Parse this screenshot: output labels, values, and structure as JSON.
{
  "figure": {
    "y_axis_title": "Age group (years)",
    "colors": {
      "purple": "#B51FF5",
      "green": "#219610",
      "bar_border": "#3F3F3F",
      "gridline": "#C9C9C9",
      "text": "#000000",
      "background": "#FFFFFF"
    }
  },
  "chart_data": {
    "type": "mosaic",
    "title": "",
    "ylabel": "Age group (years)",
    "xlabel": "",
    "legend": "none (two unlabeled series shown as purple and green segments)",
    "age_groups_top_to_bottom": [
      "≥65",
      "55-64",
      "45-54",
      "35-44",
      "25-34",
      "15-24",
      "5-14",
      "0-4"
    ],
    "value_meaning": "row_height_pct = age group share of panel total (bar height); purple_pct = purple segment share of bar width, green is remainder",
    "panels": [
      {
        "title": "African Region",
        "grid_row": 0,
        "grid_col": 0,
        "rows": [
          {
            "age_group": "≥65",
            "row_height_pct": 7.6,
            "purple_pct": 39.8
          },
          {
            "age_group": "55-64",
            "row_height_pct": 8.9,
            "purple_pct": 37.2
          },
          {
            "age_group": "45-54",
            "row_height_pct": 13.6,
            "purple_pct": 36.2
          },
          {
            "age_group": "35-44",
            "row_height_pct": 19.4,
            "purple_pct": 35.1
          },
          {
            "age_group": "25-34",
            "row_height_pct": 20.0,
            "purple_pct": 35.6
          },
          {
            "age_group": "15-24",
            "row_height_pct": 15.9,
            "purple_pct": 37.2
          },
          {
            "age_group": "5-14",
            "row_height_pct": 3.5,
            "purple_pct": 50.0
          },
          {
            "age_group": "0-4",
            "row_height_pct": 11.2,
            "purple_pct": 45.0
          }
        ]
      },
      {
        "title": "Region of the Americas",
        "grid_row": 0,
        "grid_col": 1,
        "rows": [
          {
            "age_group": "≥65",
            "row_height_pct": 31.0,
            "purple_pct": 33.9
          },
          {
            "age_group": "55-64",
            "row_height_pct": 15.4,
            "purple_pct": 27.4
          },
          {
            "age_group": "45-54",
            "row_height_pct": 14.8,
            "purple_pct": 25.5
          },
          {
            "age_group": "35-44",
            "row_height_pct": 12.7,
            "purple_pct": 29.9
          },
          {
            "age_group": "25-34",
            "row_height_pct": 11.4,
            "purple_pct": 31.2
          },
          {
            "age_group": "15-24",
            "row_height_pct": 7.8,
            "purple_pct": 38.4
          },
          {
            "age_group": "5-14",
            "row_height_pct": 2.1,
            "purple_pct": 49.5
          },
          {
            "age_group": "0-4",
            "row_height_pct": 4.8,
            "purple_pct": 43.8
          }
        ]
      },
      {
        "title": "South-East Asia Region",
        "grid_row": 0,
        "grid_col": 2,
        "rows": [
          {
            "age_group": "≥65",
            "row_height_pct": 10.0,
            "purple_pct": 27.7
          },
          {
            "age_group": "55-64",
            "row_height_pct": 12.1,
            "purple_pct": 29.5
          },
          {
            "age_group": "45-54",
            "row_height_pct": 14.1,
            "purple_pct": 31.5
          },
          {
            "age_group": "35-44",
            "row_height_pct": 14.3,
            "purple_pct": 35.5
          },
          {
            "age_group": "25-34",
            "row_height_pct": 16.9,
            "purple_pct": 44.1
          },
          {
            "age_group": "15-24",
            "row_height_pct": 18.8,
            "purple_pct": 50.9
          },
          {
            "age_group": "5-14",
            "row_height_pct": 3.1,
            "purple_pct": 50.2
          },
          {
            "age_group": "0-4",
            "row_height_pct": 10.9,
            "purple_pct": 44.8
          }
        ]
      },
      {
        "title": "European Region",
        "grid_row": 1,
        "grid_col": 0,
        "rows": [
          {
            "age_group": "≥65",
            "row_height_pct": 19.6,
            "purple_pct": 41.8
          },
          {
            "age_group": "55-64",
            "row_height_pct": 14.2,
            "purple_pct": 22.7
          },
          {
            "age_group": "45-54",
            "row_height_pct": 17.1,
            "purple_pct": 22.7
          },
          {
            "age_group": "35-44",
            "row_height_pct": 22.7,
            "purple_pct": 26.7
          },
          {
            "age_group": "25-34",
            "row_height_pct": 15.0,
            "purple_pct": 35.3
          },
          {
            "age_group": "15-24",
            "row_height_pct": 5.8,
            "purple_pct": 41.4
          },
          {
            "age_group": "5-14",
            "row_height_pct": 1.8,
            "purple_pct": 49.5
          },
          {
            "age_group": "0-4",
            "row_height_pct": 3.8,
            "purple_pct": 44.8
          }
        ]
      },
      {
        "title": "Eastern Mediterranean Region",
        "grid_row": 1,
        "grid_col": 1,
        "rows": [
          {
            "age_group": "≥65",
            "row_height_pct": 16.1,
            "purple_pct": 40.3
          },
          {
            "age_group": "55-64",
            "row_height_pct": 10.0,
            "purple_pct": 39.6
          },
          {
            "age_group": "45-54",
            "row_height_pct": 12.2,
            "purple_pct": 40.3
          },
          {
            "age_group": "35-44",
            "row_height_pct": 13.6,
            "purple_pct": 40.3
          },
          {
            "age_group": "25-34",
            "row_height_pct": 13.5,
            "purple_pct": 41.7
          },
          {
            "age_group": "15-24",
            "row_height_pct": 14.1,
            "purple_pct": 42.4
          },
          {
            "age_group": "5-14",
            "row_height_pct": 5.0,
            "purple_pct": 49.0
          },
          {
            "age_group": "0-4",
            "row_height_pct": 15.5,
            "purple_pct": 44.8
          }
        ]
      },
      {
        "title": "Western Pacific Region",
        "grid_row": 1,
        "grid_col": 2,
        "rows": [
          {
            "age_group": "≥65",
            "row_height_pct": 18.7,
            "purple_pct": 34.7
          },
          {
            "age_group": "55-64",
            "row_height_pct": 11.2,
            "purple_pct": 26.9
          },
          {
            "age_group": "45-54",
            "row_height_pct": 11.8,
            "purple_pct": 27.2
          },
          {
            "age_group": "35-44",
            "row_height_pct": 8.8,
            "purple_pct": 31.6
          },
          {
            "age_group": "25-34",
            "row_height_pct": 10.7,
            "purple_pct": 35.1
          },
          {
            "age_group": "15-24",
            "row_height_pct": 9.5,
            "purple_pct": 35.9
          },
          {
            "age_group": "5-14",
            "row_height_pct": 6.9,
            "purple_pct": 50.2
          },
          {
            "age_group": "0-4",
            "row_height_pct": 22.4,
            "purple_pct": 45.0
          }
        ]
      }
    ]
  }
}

• **TASK OBJECTIVE**
Among the records above, find each line holding the string "green" and pull it out.

• **WRITTEN RESPONSE**
      "green": "#219610",
    "legend": "none (two unlabeled series shown as purple and green segments)",
    "value_meaning": "row_height_pct = age group share of panel total (bar height); purple_pct = purple segment share of bar width, green is remainder",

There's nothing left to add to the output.